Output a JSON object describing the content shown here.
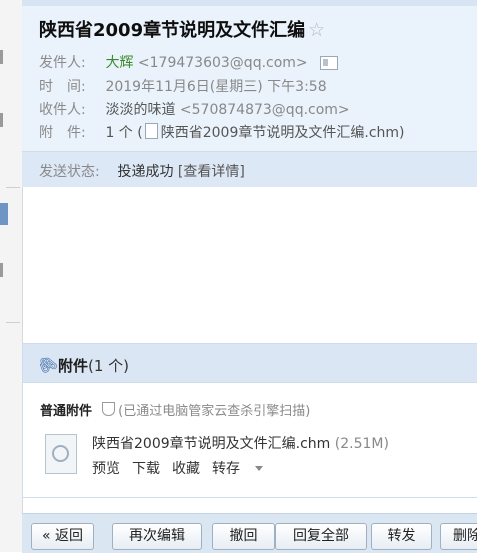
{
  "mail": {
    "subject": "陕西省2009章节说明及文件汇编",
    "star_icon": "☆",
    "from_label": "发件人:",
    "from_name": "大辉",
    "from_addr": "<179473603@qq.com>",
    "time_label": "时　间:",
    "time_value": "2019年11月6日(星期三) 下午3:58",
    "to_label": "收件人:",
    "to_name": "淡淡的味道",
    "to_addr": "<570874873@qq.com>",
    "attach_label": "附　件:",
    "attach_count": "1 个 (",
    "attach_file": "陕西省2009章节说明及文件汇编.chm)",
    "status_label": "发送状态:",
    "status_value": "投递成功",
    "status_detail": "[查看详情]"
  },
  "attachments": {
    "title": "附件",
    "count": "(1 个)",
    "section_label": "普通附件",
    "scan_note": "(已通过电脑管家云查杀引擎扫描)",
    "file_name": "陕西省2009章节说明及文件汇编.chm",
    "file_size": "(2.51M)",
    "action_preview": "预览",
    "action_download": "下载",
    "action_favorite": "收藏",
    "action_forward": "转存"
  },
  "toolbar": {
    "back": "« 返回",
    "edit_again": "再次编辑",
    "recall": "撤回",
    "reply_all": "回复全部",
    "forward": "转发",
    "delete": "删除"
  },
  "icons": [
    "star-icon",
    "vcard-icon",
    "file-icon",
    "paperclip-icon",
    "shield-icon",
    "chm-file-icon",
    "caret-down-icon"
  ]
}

=====

__Task requirements__:
With the pictures omitted, reproduce the records in full and exactly.

__Finished exercise__:
Output a JSON object describing the content shown here.
{
  "mail": {
    "subject": "陕西省2009章节说明及文件汇编",
    "star_icon": "☆",
    "from_label": "发件人:",
    "from_name": "大辉",
    "from_addr": "<179473603@qq.com>",
    "time_label": "时　间:",
    "time_value": "2019年11月6日(星期三) 下午3:58",
    "to_label": "收件人:",
    "to_name": "淡淡的味道",
    "to_addr": "<570874873@qq.com>",
    "attach_label": "附　件:",
    "attach_count": "1 个 (",
    "attach_file": "陕西省2009章节说明及文件汇编.chm)",
    "status_label": "发送状态:",
    "status_value": "投递成功",
    "status_detail": "[查看详情]"
  },
  "attachments": {
    "title": "附件",
    "count": "(1 个)",
    "section_label": "普通附件",
    "scan_note": "(已通过电脑管家云查杀引擎扫描)",
    "file_name": "陕西省2009章节说明及文件汇编.chm",
    "file_size": "(2.51M)",
    "action_preview": "预览",
    "action_download": "下载",
    "action_favorite": "收藏",
    "action_forward": "转存"
  },
  "toolbar": {
    "back": "« 返回",
    "edit_again": "再次编辑",
    "recall": "撤回",
    "reply_all": "回复全部",
    "forward": "转发",
    "delete": "删除"
  },
  "icons": [
    "star-icon",
    "vcard-icon",
    "file-icon",
    "paperclip-icon",
    "shield-icon",
    "chm-file-icon",
    "caret-down-icon"
  ]
}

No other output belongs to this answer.